**Exercise objective:**
For the records below, give the count of lines holding the word "Debug" and nothing more.

═══ Input rows ═══

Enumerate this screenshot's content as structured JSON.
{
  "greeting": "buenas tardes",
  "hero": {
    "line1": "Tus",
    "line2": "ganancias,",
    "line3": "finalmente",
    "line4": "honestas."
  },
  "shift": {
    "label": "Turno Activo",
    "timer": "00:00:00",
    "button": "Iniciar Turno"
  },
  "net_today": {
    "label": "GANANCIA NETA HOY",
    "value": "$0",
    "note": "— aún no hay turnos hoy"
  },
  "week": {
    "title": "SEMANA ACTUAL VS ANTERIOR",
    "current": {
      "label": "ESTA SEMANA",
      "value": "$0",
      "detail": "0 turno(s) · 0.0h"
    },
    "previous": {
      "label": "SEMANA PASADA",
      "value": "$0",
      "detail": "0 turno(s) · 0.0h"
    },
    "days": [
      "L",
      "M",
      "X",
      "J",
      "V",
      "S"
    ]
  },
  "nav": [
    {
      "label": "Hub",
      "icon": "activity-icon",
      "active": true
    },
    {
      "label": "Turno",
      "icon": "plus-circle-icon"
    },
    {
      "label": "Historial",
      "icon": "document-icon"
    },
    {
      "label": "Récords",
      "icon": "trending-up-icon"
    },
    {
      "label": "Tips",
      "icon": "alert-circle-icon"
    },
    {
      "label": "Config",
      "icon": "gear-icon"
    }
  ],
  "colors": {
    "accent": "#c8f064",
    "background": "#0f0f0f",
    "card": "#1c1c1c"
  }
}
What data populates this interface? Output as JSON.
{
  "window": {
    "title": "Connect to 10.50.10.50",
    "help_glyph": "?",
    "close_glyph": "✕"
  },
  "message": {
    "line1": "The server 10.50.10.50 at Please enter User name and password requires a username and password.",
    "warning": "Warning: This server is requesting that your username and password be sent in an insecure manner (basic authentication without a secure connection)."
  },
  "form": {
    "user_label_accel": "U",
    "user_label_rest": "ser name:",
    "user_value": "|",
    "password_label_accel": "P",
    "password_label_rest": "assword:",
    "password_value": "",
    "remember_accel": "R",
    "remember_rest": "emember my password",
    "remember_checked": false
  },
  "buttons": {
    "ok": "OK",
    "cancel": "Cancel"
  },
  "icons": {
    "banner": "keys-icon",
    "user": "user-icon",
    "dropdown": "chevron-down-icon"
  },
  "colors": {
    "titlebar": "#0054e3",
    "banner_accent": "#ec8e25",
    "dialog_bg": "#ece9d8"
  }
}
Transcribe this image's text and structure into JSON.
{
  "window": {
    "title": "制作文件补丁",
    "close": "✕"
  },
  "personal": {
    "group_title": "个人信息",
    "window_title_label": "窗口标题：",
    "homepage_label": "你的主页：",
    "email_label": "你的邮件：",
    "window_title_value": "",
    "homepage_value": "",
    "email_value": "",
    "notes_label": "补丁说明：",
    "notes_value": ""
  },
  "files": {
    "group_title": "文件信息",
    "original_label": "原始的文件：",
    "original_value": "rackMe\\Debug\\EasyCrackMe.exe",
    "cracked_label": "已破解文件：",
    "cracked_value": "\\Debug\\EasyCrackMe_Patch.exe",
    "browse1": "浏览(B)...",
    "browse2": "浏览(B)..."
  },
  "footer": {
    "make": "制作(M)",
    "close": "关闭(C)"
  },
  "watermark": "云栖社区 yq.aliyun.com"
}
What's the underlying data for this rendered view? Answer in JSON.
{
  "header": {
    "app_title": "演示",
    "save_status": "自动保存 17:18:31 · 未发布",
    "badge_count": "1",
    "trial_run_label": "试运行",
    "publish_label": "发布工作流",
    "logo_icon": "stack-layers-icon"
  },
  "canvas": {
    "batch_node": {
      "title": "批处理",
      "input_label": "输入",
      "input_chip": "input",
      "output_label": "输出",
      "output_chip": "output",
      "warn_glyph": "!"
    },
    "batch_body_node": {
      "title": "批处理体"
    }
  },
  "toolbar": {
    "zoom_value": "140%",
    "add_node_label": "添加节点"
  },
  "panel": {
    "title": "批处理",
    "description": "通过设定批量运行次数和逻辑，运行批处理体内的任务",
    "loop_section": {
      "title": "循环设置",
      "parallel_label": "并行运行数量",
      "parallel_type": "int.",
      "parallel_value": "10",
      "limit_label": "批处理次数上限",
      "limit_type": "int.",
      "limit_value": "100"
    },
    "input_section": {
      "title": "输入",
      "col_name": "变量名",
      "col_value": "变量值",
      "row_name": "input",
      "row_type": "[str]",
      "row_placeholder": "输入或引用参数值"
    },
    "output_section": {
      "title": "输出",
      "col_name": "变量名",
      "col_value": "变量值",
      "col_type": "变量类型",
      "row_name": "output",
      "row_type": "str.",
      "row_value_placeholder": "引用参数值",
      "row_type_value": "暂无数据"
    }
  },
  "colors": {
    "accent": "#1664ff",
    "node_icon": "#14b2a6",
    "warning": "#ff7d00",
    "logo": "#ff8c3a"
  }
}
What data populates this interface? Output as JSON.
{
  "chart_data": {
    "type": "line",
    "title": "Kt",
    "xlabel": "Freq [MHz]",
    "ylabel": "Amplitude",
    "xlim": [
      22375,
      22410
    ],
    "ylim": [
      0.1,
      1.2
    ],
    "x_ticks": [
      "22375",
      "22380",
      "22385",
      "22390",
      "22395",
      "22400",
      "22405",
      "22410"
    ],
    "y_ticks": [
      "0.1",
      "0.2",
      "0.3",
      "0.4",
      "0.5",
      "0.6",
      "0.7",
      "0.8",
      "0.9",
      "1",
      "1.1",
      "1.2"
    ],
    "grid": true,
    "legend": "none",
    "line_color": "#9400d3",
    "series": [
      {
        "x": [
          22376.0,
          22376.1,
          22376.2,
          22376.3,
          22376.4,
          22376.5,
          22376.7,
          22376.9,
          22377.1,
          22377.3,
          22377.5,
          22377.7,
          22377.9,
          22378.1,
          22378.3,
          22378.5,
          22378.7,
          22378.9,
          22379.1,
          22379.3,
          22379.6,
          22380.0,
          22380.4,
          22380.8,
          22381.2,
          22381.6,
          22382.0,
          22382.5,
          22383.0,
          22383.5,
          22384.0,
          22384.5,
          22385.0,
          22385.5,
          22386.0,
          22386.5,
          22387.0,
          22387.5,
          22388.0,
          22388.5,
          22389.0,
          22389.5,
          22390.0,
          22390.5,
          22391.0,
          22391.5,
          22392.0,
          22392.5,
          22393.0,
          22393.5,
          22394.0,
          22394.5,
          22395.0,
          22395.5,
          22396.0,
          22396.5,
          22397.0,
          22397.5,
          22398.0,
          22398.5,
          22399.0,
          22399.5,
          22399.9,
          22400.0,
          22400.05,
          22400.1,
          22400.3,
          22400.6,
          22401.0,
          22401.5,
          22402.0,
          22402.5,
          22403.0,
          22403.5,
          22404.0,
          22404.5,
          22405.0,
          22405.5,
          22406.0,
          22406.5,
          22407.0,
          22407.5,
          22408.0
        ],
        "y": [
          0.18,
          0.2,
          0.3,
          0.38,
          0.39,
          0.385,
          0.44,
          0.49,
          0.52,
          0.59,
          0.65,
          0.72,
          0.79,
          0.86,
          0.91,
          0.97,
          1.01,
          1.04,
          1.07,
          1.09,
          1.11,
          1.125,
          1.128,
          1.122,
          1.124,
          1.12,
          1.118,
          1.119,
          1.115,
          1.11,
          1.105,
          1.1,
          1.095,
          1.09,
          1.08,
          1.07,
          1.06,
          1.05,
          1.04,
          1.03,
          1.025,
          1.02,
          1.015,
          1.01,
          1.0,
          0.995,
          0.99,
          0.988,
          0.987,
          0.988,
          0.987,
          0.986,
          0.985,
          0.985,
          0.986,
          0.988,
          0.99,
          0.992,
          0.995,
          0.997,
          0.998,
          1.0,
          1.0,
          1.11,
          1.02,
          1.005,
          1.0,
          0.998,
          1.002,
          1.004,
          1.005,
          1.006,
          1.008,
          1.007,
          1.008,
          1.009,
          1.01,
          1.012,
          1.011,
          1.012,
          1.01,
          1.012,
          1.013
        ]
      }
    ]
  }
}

═══

**Full output:**
2